Written exercise >>
From the listing below, extract every line containing "temperatura".

╭─ Entries shown

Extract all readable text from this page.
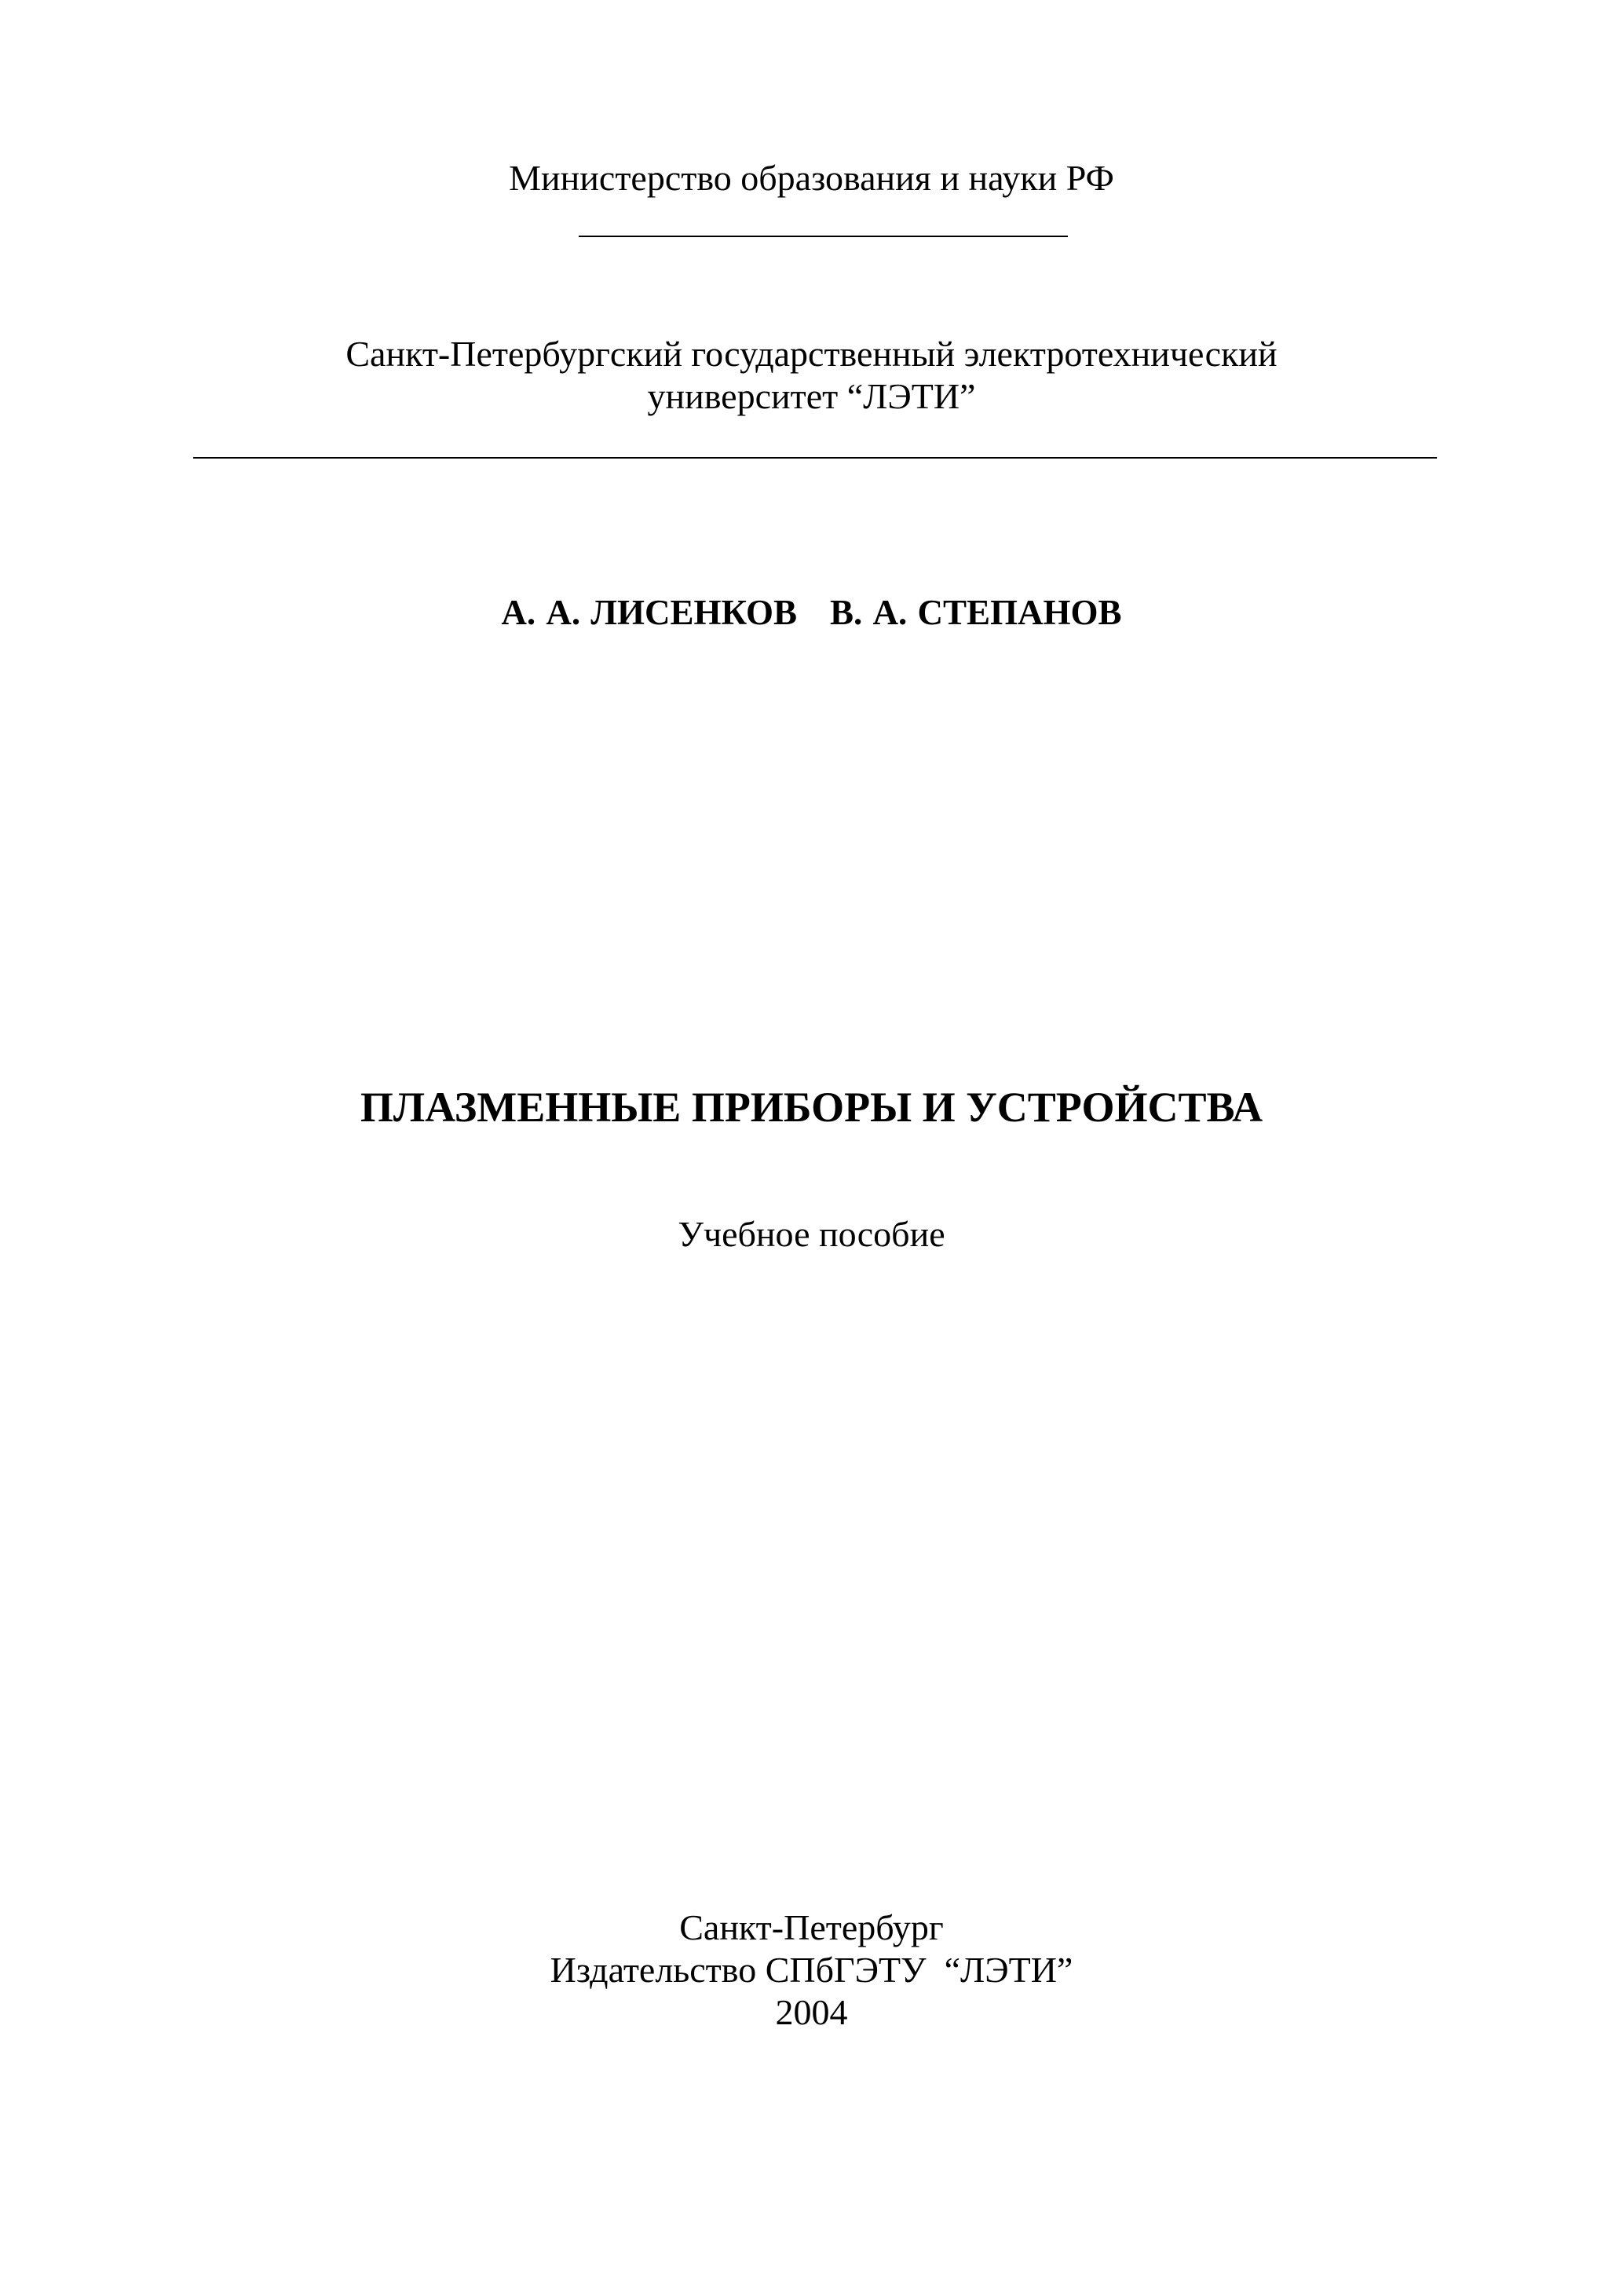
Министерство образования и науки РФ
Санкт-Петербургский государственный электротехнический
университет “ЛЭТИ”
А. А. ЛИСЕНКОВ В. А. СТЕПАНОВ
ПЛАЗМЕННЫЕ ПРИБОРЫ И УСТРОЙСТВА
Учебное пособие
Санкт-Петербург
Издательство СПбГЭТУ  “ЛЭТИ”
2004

╰─
╭─ Entries shown

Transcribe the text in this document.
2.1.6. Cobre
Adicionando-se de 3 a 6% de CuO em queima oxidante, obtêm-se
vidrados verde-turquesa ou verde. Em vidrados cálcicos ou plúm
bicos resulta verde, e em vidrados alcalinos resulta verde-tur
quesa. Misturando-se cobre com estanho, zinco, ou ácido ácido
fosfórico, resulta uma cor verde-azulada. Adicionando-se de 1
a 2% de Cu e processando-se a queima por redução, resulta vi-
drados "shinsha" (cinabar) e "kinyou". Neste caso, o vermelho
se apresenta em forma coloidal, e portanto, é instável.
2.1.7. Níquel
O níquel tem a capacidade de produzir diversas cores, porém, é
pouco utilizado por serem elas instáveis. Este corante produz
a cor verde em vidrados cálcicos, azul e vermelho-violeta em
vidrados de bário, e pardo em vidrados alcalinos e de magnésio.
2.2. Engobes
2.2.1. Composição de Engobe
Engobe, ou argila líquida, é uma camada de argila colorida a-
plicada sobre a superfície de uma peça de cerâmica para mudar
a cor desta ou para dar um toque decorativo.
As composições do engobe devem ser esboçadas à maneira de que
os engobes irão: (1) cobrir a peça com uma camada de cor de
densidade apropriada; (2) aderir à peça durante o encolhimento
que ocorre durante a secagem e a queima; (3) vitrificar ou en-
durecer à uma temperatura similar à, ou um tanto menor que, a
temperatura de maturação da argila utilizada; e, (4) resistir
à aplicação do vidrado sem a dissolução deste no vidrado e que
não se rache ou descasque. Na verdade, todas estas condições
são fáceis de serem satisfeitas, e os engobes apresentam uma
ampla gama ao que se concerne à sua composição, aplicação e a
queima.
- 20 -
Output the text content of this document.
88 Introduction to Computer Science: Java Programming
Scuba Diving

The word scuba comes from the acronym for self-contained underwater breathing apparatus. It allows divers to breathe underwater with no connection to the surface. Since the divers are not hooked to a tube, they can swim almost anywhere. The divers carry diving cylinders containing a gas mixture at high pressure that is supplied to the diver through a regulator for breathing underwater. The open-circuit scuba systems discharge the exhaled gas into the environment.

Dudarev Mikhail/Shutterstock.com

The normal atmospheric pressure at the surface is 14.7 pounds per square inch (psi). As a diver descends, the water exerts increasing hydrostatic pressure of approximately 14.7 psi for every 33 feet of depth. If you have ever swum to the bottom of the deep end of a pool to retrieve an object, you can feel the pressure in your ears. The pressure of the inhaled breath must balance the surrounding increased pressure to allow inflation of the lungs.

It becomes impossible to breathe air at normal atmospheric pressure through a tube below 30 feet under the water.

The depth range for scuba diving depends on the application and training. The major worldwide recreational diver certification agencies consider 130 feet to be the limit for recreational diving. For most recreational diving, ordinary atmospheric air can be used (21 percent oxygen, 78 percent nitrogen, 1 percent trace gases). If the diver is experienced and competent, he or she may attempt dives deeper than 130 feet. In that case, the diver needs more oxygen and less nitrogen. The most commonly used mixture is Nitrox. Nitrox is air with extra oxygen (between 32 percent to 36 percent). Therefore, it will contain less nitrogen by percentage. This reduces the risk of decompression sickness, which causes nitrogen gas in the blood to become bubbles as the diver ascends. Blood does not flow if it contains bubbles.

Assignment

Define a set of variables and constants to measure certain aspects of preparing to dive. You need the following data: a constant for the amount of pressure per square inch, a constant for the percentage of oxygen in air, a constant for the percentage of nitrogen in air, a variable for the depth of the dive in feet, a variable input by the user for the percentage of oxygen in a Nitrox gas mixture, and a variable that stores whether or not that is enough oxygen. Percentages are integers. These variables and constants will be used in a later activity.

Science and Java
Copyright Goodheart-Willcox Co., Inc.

╰─

Complete response >>
durecer à uma temperatura similar à, ou um tanto menor que, a
temperatura de maturação da argila utilizada; e, (4) resistir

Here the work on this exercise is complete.